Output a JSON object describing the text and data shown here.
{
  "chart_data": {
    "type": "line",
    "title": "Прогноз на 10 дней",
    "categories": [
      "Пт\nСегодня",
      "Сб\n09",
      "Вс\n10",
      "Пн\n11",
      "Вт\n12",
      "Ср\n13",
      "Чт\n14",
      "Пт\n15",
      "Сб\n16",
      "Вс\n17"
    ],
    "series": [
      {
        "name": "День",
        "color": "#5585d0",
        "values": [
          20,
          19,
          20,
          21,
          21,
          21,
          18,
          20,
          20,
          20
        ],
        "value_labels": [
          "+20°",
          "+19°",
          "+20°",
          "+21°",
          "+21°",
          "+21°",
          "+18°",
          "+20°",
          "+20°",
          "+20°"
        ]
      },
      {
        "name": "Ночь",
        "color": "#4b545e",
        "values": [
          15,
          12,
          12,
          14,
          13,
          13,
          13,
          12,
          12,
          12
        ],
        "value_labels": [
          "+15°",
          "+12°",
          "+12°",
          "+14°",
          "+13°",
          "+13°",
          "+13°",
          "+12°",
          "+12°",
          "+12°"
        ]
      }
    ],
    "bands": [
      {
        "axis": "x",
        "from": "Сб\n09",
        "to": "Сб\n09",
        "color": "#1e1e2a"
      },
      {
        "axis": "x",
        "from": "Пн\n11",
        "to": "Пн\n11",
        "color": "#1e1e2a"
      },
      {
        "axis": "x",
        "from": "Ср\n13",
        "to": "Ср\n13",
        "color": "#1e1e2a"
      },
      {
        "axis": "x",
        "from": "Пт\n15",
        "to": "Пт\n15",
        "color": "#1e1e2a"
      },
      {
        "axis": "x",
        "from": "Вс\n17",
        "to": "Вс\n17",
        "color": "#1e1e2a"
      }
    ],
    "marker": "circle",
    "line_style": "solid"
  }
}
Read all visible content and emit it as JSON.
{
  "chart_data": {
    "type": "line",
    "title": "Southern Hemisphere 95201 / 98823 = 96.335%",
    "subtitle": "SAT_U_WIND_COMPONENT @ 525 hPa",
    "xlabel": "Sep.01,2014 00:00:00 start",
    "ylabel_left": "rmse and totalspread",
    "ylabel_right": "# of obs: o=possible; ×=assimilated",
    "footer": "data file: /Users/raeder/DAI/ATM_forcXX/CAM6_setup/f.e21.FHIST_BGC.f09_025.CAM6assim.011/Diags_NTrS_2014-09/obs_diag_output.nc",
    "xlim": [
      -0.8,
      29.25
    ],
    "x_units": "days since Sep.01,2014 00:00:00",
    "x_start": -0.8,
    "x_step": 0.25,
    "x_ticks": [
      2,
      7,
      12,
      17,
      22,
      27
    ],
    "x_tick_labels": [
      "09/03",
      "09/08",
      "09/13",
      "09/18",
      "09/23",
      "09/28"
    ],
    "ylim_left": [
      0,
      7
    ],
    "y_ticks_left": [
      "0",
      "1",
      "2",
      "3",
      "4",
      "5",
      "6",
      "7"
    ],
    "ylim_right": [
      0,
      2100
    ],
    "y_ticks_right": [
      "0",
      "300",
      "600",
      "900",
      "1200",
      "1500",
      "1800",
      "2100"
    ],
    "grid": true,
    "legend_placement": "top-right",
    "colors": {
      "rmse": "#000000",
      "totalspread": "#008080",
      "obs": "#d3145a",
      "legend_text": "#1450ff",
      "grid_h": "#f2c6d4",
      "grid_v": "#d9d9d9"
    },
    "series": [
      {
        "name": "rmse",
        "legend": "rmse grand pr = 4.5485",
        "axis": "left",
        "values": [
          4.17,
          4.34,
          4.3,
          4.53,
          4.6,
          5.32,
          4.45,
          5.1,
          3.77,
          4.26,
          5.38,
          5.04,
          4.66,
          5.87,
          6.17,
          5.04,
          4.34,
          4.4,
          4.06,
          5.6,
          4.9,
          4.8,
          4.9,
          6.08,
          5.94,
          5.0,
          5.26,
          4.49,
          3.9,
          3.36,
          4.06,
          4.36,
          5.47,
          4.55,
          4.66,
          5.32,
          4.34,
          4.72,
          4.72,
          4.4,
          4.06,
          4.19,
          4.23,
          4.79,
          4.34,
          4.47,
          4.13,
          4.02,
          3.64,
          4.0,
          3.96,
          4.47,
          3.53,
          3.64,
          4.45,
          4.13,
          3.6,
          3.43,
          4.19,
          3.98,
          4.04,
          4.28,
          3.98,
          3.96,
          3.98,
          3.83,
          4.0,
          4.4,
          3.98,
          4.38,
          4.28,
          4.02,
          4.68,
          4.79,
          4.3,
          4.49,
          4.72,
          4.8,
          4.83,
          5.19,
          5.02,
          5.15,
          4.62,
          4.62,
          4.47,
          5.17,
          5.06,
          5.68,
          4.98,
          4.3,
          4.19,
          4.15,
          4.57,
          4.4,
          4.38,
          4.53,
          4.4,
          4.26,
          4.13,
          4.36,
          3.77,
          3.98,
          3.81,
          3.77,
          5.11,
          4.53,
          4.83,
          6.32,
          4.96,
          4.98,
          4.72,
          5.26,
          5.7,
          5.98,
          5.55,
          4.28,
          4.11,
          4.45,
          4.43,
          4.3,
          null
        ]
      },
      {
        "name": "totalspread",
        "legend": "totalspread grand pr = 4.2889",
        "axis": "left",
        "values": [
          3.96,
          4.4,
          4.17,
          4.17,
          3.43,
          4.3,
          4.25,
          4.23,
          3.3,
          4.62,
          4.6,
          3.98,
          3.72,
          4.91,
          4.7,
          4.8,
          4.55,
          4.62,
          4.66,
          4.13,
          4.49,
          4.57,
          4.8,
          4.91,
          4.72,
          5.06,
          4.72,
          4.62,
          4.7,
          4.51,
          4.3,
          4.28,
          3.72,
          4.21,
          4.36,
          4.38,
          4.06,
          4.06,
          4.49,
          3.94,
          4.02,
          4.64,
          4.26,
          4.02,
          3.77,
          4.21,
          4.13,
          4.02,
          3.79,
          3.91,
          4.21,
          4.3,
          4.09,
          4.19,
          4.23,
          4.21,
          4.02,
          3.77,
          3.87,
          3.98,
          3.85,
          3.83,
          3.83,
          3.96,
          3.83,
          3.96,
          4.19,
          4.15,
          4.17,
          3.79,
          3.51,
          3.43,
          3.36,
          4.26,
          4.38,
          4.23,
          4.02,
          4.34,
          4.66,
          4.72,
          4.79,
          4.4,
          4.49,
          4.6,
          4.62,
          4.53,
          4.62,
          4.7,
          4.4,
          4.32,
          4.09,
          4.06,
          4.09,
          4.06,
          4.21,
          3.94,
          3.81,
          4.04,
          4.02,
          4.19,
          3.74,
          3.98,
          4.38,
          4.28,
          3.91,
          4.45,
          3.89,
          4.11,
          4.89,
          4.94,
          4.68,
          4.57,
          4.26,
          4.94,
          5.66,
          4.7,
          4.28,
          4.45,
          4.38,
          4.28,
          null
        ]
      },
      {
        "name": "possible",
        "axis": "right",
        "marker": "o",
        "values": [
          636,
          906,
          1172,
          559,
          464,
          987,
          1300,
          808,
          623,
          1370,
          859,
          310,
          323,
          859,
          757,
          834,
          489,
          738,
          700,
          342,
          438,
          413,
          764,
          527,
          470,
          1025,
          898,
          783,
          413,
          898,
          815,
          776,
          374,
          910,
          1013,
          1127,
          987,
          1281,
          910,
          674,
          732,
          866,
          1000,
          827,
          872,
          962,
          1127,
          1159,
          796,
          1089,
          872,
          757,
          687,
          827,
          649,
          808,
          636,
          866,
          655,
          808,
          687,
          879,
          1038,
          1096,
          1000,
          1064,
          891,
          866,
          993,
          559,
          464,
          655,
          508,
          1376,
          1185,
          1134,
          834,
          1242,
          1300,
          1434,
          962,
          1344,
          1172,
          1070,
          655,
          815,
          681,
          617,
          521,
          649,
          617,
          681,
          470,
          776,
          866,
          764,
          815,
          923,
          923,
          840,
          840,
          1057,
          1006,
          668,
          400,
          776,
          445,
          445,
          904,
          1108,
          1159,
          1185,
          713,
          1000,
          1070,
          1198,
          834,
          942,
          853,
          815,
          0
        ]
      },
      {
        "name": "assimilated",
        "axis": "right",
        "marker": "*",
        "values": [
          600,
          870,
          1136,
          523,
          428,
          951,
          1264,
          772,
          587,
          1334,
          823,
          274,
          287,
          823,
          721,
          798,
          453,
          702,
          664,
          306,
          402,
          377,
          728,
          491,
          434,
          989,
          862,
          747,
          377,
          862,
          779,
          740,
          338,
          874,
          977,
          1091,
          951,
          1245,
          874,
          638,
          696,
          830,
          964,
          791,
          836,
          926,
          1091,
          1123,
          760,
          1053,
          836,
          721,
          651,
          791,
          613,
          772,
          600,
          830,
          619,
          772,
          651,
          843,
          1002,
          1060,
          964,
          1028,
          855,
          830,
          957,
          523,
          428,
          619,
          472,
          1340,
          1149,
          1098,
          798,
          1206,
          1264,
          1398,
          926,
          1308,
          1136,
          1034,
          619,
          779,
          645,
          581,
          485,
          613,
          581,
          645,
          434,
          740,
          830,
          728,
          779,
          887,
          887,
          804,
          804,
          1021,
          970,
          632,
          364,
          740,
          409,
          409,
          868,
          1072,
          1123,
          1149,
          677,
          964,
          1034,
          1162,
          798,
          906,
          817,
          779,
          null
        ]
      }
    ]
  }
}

________________

What needs to be done
Pick each line holding the word "from" out of the data and copy it.

Answer in full
        "from": "Сб\n09",
        "from": "Пн\n11",
        "from": "Ср\n13",
        "from": "Пт\n15",
        "from": "Вс\n17",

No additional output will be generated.